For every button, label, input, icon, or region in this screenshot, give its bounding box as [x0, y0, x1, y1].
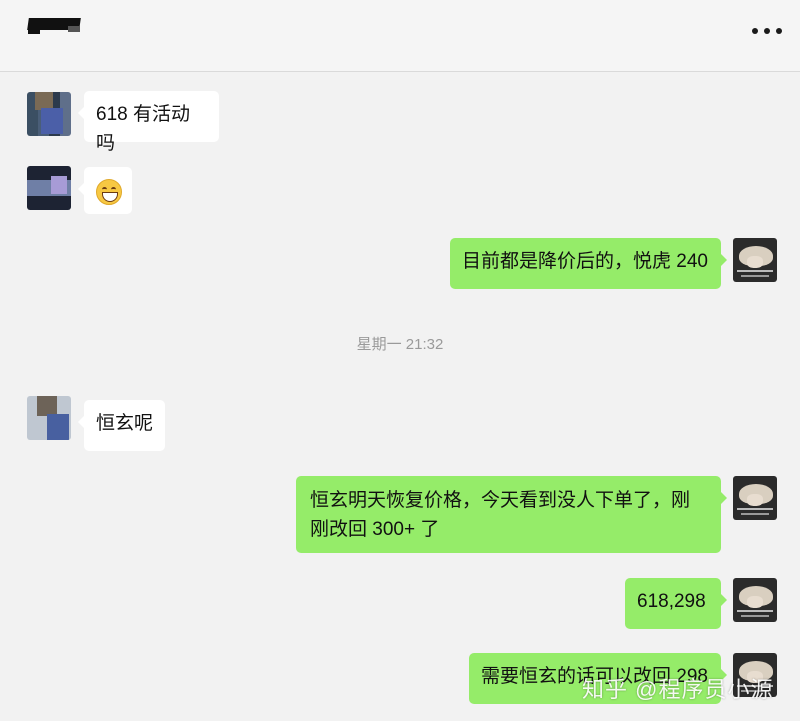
outgoing-message-bubble[interactable]: 目前都是降价后的，悦虎 240: [450, 238, 727, 289]
contact-avatar[interactable]: [27, 166, 71, 210]
zhihu-watermark: 知乎 @程序员小源: [582, 677, 774, 702]
my-avatar[interactable]: [733, 578, 777, 622]
my-avatar[interactable]: [733, 238, 777, 282]
contact-name-redacted: [27, 18, 81, 34]
grinning-face-icon: [96, 178, 122, 205]
message-text: 618 有活动吗: [96, 104, 190, 154]
message-text: 恒玄明天恢复价格，今天看到没人下单了，刚刚改回 300+ 了: [310, 490, 691, 540]
outgoing-message-bubble[interactable]: 恒玄明天恢复价格，今天看到没人下单了，刚刚改回 300+ 了: [296, 476, 727, 553]
incoming-emoji-bubble[interactable]: [78, 167, 132, 214]
contact-avatar[interactable]: [27, 396, 71, 440]
my-avatar[interactable]: [733, 476, 777, 520]
chat-header: [0, 0, 800, 72]
incoming-message-bubble[interactable]: 618 有活动吗: [78, 91, 219, 154]
message-text: 恒玄呢: [96, 413, 154, 434]
contact-avatar[interactable]: [27, 92, 71, 136]
message-timestamp: 星期一 21:32: [356, 336, 444, 353]
incoming-message-bubble[interactable]: 恒玄呢: [78, 400, 165, 451]
message-text: 目前都是降价后的，悦虎 240: [462, 251, 708, 272]
outgoing-message-bubble[interactable]: 618,298: [625, 578, 727, 629]
message-text: 618,298: [637, 591, 706, 612]
more-options-icon[interactable]: [752, 22, 782, 40]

#### WHAT YOU NEED TO DO:
Reproduce all of the rows above character for character, leaving out the picture.

#### EXERCISE RESPONSE:
For every button, label, input, icon, or region in this screenshot, give its bounding box as [x0, y0, x1, y1].
outgoing-message-bubble[interactable]: 目前都是降价后的，悦虎 240: [450, 238, 727, 289]
contact-avatar[interactable]: [27, 166, 71, 210]
zhihu-watermark: 知乎 @程序员小源: [582, 677, 774, 702]
my-avatar[interactable]: [733, 578, 777, 622]
my-avatar[interactable]: [733, 238, 777, 282]
contact-name-redacted: [27, 18, 81, 34]
grinning-face-icon: [96, 178, 122, 205]
message-text: 618 有活动吗: [96, 104, 190, 154]
message-text: 恒玄明天恢复价格，今天看到没人下单了，刚刚改回 300+ 了: [310, 490, 691, 540]
outgoing-message-bubble[interactable]: 恒玄明天恢复价格，今天看到没人下单了，刚刚改回 300+ 了: [296, 476, 727, 553]
incoming-emoji-bubble[interactable]: [78, 167, 132, 214]
contact-avatar[interactable]: [27, 396, 71, 440]
my-avatar[interactable]: [733, 476, 777, 520]
chat-header: [0, 0, 800, 72]
incoming-message-bubble[interactable]: 618 有活动吗: [78, 91, 219, 154]
message-text: 恒玄呢: [96, 413, 154, 434]
contact-avatar[interactable]: [27, 92, 71, 136]
message-timestamp: 星期一 21:32: [356, 336, 444, 353]
incoming-message-bubble[interactable]: 恒玄呢: [78, 400, 165, 451]
message-text: 目前都是降价后的，悦虎 240: [462, 251, 708, 272]
outgoing-message-bubble[interactable]: 618,298: [625, 578, 727, 629]
message-text: 618,298: [637, 591, 706, 612]
more-options-icon[interactable]: [752, 22, 782, 40]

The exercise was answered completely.